**What you are asked to do**
Output the lines that follow exactly as they are.

++++++++

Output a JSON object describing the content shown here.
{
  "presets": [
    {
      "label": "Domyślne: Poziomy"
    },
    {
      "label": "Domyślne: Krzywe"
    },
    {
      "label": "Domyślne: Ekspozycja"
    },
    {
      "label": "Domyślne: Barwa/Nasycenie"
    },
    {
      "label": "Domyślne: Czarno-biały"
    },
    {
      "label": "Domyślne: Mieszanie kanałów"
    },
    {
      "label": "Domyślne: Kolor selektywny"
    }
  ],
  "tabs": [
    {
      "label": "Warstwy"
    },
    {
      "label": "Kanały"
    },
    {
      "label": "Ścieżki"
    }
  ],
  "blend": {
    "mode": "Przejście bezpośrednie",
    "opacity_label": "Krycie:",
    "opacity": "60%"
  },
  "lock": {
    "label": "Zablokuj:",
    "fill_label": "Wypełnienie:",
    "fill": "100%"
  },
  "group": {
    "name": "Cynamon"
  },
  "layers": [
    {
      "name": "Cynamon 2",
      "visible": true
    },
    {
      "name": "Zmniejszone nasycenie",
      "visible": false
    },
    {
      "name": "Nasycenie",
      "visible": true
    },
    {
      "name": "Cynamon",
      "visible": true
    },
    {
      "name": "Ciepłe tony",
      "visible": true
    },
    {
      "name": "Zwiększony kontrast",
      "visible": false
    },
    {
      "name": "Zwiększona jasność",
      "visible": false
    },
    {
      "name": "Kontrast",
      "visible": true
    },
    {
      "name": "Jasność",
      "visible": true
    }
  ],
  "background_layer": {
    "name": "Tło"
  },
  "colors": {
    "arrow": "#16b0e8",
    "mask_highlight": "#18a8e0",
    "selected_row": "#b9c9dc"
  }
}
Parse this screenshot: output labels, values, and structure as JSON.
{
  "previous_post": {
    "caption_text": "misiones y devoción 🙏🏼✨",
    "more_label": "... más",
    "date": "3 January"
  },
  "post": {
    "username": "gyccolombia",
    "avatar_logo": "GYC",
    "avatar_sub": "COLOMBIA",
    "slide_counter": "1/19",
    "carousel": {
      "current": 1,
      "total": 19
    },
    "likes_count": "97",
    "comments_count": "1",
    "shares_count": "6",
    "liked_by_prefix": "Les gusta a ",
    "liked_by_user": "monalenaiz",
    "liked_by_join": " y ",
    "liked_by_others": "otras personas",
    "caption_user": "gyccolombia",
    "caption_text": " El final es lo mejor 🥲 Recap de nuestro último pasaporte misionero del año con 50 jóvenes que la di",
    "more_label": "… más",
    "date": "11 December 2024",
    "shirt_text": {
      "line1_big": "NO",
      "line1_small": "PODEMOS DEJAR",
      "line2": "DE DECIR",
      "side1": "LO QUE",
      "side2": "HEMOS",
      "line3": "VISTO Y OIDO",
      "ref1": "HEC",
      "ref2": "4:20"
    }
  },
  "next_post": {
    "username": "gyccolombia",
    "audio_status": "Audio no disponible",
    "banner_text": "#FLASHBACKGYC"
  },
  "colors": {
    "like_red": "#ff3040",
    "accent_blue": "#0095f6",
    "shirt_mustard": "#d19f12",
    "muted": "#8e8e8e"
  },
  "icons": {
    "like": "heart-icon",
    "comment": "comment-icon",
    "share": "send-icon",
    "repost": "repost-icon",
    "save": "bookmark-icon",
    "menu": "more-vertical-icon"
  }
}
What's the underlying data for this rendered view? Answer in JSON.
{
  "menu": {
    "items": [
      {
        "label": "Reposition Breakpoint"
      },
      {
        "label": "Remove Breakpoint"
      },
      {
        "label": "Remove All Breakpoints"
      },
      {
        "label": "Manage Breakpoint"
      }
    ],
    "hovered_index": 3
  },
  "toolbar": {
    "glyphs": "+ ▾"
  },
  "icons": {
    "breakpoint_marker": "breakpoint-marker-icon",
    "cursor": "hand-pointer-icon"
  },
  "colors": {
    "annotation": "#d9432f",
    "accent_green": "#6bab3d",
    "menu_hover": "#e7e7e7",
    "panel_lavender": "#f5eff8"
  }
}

++++++++

**Output below**
Output a JSON object describing the content shown here.
{
  "presets": [
    {
      "label": "Domyślne: Poziomy"
    },
    {
      "label": "Domyślne: Krzywe"
    },
    {
      "label": "Domyślne: Ekspozycja"
    },
    {
      "label": "Domyślne: Barwa/Nasycenie"
    },
    {
      "label": "Domyślne: Czarno-biały"
    },
    {
      "label": "Domyślne: Mieszanie kanałów"
    },
    {
      "label": "Domyślne: Kolor selektywny"
    }
  ],
  "tabs": [
    {
      "label": "Warstwy"
    },
    {
      "label": "Kanały"
    },
    {
      "label": "Ścieżki"
    }
  ],
  "blend": {
    "mode": "Przejście bezpośrednie",
    "opacity_label": "Krycie:",
    "opacity": "60%"
  },
  "lock": {
    "label": "Zablokuj:",
    "fill_label": "Wypełnienie:",
    "fill": "100%"
  },
  "group": {
    "name": "Cynamon"
  },
  "layers": [
    {
      "name": "Cynamon 2",
      "visible": true
    },
    {
      "name": "Zmniejszone nasycenie",
      "visible": false
    },
    {
      "name": "Nasycenie",
      "visible": true
    },
    {
      "name": "Cynamon",
      "visible": true
    },
    {
      "name": "Ciepłe tony",
      "visible": true
    },
    {
      "name": "Zwiększony kontrast",
      "visible": false
    },
    {
      "name": "Zwiększona jasność",
      "visible": false
    },
    {
      "name": "Kontrast",
      "visible": true
    },
    {
      "name": "Jasność",
      "visible": true
    }
  ],
  "background_layer": {
    "name": "Tło"
  },
  "colors": {
    "arrow": "#16b0e8",
    "mask_highlight": "#18a8e0",
    "selected_row": "#b9c9dc"
  }
}
Parse this screenshot: output labels, values, and structure as JSON.
{
  "previous_post": {
    "caption_text": "misiones y devoción 🙏🏼✨",
    "more_label": "... más",
    "date": "3 January"
  },
  "post": {
    "username": "gyccolombia",
    "avatar_logo": "GYC",
    "avatar_sub": "COLOMBIA",
    "slide_counter": "1/19",
    "carousel": {
      "current": 1,
      "total": 19
    },
    "likes_count": "97",
    "comments_count": "1",
    "shares_count": "6",
    "liked_by_prefix": "Les gusta a ",
    "liked_by_user": "monalenaiz",
    "liked_by_join": " y ",
    "liked_by_others": "otras personas",
    "caption_user": "gyccolombia",
    "caption_text": " El final es lo mejor 🥲 Recap de nuestro último pasaporte misionero del año con 50 jóvenes que la di",
    "more_label": "… más",
    "date": "11 December 2024",
    "shirt_text": {
      "line1_big": "NO",
      "line1_small": "PODEMOS DEJAR",
      "line2": "DE DECIR",
      "side1": "LO QUE",
      "side2": "HEMOS",
      "line3": "VISTO Y OIDO",
      "ref1": "HEC",
      "ref2": "4:20"
    }
  },
  "next_post": {
    "username": "gyccolombia",
    "audio_status": "Audio no disponible",
    "banner_text": "#FLASHBACKGYC"
  },
  "colors": {
    "like_red": "#ff3040",
    "accent_blue": "#0095f6",
    "shirt_mustard": "#d19f12",
    "muted": "#8e8e8e"
  },
  "icons": {
    "like": "heart-icon",
    "comment": "comment-icon",
    "share": "send-icon",
    "repost": "repost-icon",
    "save": "bookmark-icon",
    "menu": "more-vertical-icon"
  }
}
What's the underlying data for this rendered view? Answer in JSON.
{
  "menu": {
    "items": [
      {
        "label": "Reposition Breakpoint"
      },
      {
        "label": "Remove Breakpoint"
      },
      {
        "label": "Remove All Breakpoints"
      },
      {
        "label": "Manage Breakpoint"
      }
    ],
    "hovered_index": 3
  },
  "toolbar": {
    "glyphs": "+ ▾"
  },
  "icons": {
    "breakpoint_marker": "breakpoint-marker-icon",
    "cursor": "hand-pointer-icon"
  },
  "colors": {
    "annotation": "#d9432f",
    "accent_green": "#6bab3d",
    "menu_hover": "#e7e7e7",
    "panel_lavender": "#f5eff8"
  }
}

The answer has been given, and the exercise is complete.